▼
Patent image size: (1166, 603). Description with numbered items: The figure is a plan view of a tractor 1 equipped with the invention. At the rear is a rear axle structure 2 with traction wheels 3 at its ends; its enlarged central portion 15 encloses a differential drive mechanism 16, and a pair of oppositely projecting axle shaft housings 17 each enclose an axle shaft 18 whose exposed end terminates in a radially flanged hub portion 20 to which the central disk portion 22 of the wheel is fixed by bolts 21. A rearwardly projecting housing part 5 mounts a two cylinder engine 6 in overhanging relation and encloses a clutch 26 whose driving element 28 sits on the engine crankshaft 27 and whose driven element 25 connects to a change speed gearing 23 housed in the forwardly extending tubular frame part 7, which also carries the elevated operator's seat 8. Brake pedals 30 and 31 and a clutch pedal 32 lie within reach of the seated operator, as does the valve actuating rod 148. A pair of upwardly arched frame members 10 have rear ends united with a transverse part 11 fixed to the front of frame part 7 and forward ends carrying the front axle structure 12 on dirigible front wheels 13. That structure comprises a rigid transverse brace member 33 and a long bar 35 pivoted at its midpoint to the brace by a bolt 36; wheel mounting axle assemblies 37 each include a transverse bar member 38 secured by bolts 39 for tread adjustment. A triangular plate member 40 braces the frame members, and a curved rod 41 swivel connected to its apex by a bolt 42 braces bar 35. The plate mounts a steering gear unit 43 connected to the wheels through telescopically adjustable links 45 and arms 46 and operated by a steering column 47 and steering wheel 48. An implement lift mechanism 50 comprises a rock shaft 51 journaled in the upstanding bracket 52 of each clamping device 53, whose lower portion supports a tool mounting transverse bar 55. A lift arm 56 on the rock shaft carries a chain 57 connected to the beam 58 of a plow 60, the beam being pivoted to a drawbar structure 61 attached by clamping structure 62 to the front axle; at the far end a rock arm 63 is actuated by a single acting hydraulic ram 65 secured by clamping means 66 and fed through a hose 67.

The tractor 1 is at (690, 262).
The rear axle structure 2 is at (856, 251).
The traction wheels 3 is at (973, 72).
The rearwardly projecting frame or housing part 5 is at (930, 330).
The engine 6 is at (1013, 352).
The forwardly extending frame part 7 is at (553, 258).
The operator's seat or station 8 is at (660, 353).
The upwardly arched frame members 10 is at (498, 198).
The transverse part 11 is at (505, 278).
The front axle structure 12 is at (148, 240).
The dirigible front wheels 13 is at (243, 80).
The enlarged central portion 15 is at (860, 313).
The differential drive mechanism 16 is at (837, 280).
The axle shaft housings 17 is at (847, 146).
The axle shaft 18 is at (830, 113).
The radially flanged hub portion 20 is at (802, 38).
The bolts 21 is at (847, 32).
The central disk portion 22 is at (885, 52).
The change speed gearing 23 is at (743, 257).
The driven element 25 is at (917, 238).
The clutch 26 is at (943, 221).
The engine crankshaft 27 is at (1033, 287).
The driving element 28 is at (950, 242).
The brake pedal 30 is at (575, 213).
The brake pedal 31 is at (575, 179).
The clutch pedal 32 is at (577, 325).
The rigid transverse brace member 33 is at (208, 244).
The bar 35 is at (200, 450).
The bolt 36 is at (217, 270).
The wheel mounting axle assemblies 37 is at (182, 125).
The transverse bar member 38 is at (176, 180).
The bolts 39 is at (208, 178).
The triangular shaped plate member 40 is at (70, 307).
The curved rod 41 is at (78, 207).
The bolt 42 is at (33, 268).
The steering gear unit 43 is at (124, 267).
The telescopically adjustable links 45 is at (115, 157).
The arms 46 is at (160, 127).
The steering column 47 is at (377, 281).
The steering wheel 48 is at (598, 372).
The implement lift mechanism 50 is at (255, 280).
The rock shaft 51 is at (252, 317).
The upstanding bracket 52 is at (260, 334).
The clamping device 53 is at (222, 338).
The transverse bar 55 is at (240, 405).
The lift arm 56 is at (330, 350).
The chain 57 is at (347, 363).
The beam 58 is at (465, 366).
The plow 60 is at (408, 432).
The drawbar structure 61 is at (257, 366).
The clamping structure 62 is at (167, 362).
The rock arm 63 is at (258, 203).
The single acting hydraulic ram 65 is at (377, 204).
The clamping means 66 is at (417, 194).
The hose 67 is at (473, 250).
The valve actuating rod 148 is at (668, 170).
▲
→ **Exercise instructions**
Copy every line above word for word, changing, adding or leaving out nothing.

→ **Solution below**
Patent image size: (1166, 603). Description with numbered items: The figure is a plan view of a tractor 1 equipped with the invention. At the rear is a rear axle structure 2 with traction wheels 3 at its ends; its enlarged central portion 15 encloses a differential drive mechanism 16, and a pair of oppositely projecting axle shaft housings 17 each enclose an axle shaft 18 whose exposed end terminates in a radially flanged hub portion 20 to which the central disk portion 22 of the wheel is fixed by bolts 21. A rearwardly projecting housing part 5 mounts a two cylinder engine 6 in overhanging relation and encloses a clutch 26 whose driving element 28 sits on the engine crankshaft 27 and whose driven element 25 connects to a change speed gearing 23 housed in the forwardly extending tubular frame part 7, which also carries the elevated operator's seat 8. Brake pedals 30 and 31 and a clutch pedal 32 lie within reach of the seated operator, as does the valve actuating rod 148. A pair of upwardly arched frame members 10 have rear ends united with a transverse part 11 fixed to the front of frame part 7 and forward ends carrying the front axle structure 12 on dirigible front wheels 13. That structure comprises a rigid transverse brace member 33 and a long bar 35 pivoted at its midpoint to the brace by a bolt 36; wheel mounting axle assemblies 37 each include a transverse bar member 38 secured by bolts 39 for tread adjustment. A triangular plate member 40 braces the frame members, and a curved rod 41 swivel connected to its apex by a bolt 42 braces bar 35. The plate mounts a steering gear unit 43 connected to the wheels through telescopically adjustable links 45 and arms 46 and operated by a steering column 47 and steering wheel 48. An implement lift mechanism 50 comprises a rock shaft 51 journaled in the upstanding bracket 52 of each clamping device 53, whose lower portion supports a tool mounting transverse bar 55. A lift arm 56 on the rock shaft carries a chain 57 connected to the beam 58 of a plow 60, the beam being pivoted to a drawbar structure 61 attached by clamping structure 62 to the front axle; at the far end a rock arm 63 is actuated by a single acting hydraulic ram 65 secured by clamping means 66 and fed through a hose 67.

The tractor 1 is at (690, 262).
The rear axle structure 2 is at (856, 251).
The traction wheels 3 is at (973, 72).
The rearwardly projecting frame or housing part 5 is at (930, 330).
The engine 6 is at (1013, 352).
The forwardly extending frame part 7 is at (553, 258).
The operator's seat or station 8 is at (660, 353).
The upwardly arched frame members 10 is at (498, 198).
The transverse part 11 is at (505, 278).
The front axle structure 12 is at (148, 240).
The dirigible front wheels 13 is at (243, 80).
The enlarged central portion 15 is at (860, 313).
The differential drive mechanism 16 is at (837, 280).
The axle shaft housings 17 is at (847, 146).
The axle shaft 18 is at (830, 113).
The radially flanged hub portion 20 is at (802, 38).
The bolts 21 is at (847, 32).
The central disk portion 22 is at (885, 52).
The change speed gearing 23 is at (743, 257).
The driven element 25 is at (917, 238).
The clutch 26 is at (943, 221).
The engine crankshaft 27 is at (1033, 287).
The driving element 28 is at (950, 242).
The brake pedal 30 is at (575, 213).
The brake pedal 31 is at (575, 179).
The clutch pedal 32 is at (577, 325).
The rigid transverse brace member 33 is at (208, 244).
The bar 35 is at (200, 450).
The bolt 36 is at (217, 270).
The wheel mounting axle assemblies 37 is at (182, 125).
The transverse bar member 38 is at (176, 180).
The bolts 39 is at (208, 178).
The triangular shaped plate member 40 is at (70, 307).
The curved rod 41 is at (78, 207).
The bolt 42 is at (33, 268).
The steering gear unit 43 is at (124, 267).
The telescopically adjustable links 45 is at (115, 157).
The arms 46 is at (160, 127).
The steering column 47 is at (377, 281).
The steering wheel 48 is at (598, 372).
The implement lift mechanism 50 is at (255, 280).
The rock shaft 51 is at (252, 317).
The upstanding bracket 52 is at (260, 334).
The clamping device 53 is at (222, 338).
The transverse bar 55 is at (240, 405).
The lift arm 56 is at (330, 350).
The chain 57 is at (347, 363).
The beam 58 is at (465, 366).
The plow 60 is at (408, 432).
The drawbar structure 61 is at (257, 366).
The clamping structure 62 is at (167, 362).
The rock arm 63 is at (258, 203).
The single acting hydraulic ram 65 is at (377, 204).
The clamping means 66 is at (417, 194).
The hose 67 is at (473, 250).
The valve actuating rod 148 is at (668, 170).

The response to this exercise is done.